TASK INSTRUCTIONS:
Write out the material exactly. Do not include the pictures.
========
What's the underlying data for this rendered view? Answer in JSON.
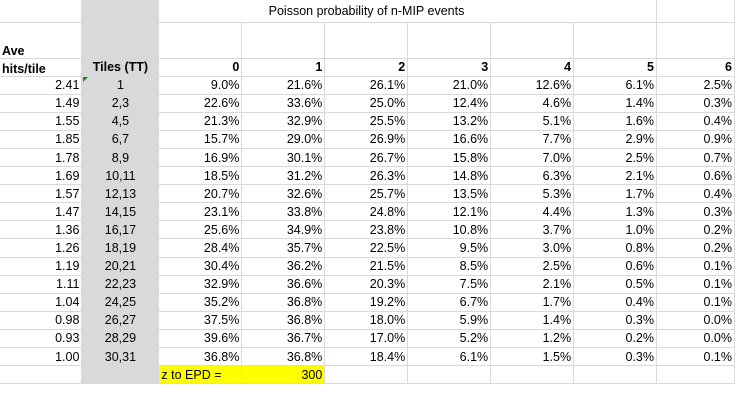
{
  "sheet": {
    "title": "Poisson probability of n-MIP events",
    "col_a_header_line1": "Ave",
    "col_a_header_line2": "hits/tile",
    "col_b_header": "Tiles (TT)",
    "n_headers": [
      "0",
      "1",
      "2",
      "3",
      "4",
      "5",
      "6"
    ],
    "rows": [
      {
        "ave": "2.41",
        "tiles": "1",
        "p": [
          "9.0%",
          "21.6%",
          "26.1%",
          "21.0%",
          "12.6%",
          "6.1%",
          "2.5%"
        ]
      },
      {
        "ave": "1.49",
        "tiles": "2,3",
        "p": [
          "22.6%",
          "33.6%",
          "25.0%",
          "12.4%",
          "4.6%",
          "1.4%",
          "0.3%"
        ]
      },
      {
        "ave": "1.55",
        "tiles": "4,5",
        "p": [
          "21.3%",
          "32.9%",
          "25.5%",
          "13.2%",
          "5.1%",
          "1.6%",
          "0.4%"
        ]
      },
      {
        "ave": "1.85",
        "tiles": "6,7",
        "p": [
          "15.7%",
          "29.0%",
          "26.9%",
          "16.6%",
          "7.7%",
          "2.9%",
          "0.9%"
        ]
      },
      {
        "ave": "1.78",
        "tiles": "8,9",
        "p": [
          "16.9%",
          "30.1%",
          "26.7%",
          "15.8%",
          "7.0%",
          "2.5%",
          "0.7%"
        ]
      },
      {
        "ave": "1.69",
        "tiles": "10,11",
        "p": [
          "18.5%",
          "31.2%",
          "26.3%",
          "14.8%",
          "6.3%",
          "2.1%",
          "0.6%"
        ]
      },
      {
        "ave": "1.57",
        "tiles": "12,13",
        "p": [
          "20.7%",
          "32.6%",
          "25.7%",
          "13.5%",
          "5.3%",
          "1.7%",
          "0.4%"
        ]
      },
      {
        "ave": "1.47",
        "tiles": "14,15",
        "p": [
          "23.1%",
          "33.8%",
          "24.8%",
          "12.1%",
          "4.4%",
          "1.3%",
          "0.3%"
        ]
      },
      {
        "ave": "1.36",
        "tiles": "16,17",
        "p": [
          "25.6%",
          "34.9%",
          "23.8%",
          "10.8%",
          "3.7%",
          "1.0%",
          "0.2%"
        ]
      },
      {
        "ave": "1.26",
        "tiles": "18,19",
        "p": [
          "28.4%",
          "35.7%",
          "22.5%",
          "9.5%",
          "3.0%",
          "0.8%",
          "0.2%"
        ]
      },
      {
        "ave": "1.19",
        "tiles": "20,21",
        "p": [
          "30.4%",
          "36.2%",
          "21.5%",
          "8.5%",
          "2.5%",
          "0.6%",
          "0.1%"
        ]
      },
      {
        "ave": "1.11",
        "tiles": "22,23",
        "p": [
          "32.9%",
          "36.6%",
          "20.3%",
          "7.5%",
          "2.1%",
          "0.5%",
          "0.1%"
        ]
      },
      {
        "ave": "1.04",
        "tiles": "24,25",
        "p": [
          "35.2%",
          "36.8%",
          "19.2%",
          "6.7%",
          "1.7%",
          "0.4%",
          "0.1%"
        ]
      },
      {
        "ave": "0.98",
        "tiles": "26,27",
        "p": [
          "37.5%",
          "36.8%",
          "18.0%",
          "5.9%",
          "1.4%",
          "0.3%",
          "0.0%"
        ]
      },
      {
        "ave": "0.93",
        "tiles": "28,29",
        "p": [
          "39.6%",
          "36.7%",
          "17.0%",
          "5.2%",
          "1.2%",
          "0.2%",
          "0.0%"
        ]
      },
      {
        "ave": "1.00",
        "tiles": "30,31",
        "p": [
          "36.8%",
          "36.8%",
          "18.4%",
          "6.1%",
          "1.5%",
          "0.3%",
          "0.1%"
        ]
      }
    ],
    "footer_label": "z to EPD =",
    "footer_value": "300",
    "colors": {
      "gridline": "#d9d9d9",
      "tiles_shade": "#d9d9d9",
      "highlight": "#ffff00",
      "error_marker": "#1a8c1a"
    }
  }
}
========
COMPLETE ANSWER:
What's the underlying data for this rendered view? Answer in JSON.
{
  "sheet": {
    "title": "Poisson probability of n-MIP events",
    "col_a_header_line1": "Ave",
    "col_a_header_line2": "hits/tile",
    "col_b_header": "Tiles (TT)",
    "n_headers": [
      "0",
      "1",
      "2",
      "3",
      "4",
      "5",
      "6"
    ],
    "rows": [
      {
        "ave": "2.41",
        "tiles": "1",
        "p": [
          "9.0%",
          "21.6%",
          "26.1%",
          "21.0%",
          "12.6%",
          "6.1%",
          "2.5%"
        ]
      },
      {
        "ave": "1.49",
        "tiles": "2,3",
        "p": [
          "22.6%",
          "33.6%",
          "25.0%",
          "12.4%",
          "4.6%",
          "1.4%",
          "0.3%"
        ]
      },
      {
        "ave": "1.55",
        "tiles": "4,5",
        "p": [
          "21.3%",
          "32.9%",
          "25.5%",
          "13.2%",
          "5.1%",
          "1.6%",
          "0.4%"
        ]
      },
      {
        "ave": "1.85",
        "tiles": "6,7",
        "p": [
          "15.7%",
          "29.0%",
          "26.9%",
          "16.6%",
          "7.7%",
          "2.9%",
          "0.9%"
        ]
      },
      {
        "ave": "1.78",
        "tiles": "8,9",
        "p": [
          "16.9%",
          "30.1%",
          "26.7%",
          "15.8%",
          "7.0%",
          "2.5%",
          "0.7%"
        ]
      },
      {
        "ave": "1.69",
        "tiles": "10,11",
        "p": [
          "18.5%",
          "31.2%",
          "26.3%",
          "14.8%",
          "6.3%",
          "2.1%",
          "0.6%"
        ]
      },
      {
        "ave": "1.57",
        "tiles": "12,13",
        "p": [
          "20.7%",
          "32.6%",
          "25.7%",
          "13.5%",
          "5.3%",
          "1.7%",
          "0.4%"
        ]
      },
      {
        "ave": "1.47",
        "tiles": "14,15",
        "p": [
          "23.1%",
          "33.8%",
          "24.8%",
          "12.1%",
          "4.4%",
          "1.3%",
          "0.3%"
        ]
      },
      {
        "ave": "1.36",
        "tiles": "16,17",
        "p": [
          "25.6%",
          "34.9%",
          "23.8%",
          "10.8%",
          "3.7%",
          "1.0%",
          "0.2%"
        ]
      },
      {
        "ave": "1.26",
        "tiles": "18,19",
        "p": [
          "28.4%",
          "35.7%",
          "22.5%",
          "9.5%",
          "3.0%",
          "0.8%",
          "0.2%"
        ]
      },
      {
        "ave": "1.19",
        "tiles": "20,21",
        "p": [
          "30.4%",
          "36.2%",
          "21.5%",
          "8.5%",
          "2.5%",
          "0.6%",
          "0.1%"
        ]
      },
      {
        "ave": "1.11",
        "tiles": "22,23",
        "p": [
          "32.9%",
          "36.6%",
          "20.3%",
          "7.5%",
          "2.1%",
          "0.5%",
          "0.1%"
        ]
      },
      {
        "ave": "1.04",
        "tiles": "24,25",
        "p": [
          "35.2%",
          "36.8%",
          "19.2%",
          "6.7%",
          "1.7%",
          "0.4%",
          "0.1%"
        ]
      },
      {
        "ave": "0.98",
        "tiles": "26,27",
        "p": [
          "37.5%",
          "36.8%",
          "18.0%",
          "5.9%",
          "1.4%",
          "0.3%",
          "0.0%"
        ]
      },
      {
        "ave": "0.93",
        "tiles": "28,29",
        "p": [
          "39.6%",
          "36.7%",
          "17.0%",
          "5.2%",
          "1.2%",
          "0.2%",
          "0.0%"
        ]
      },
      {
        "ave": "1.00",
        "tiles": "30,31",
        "p": [
          "36.8%",
          "36.8%",
          "18.4%",
          "6.1%",
          "1.5%",
          "0.3%",
          "0.1%"
        ]
      }
    ],
    "footer_label": "z to EPD =",
    "footer_value": "300",
    "colors": {
      "gridline": "#d9d9d9",
      "tiles_shade": "#d9d9d9",
      "highlight": "#ffff00",
      "error_marker": "#1a8c1a"
    }
  }
}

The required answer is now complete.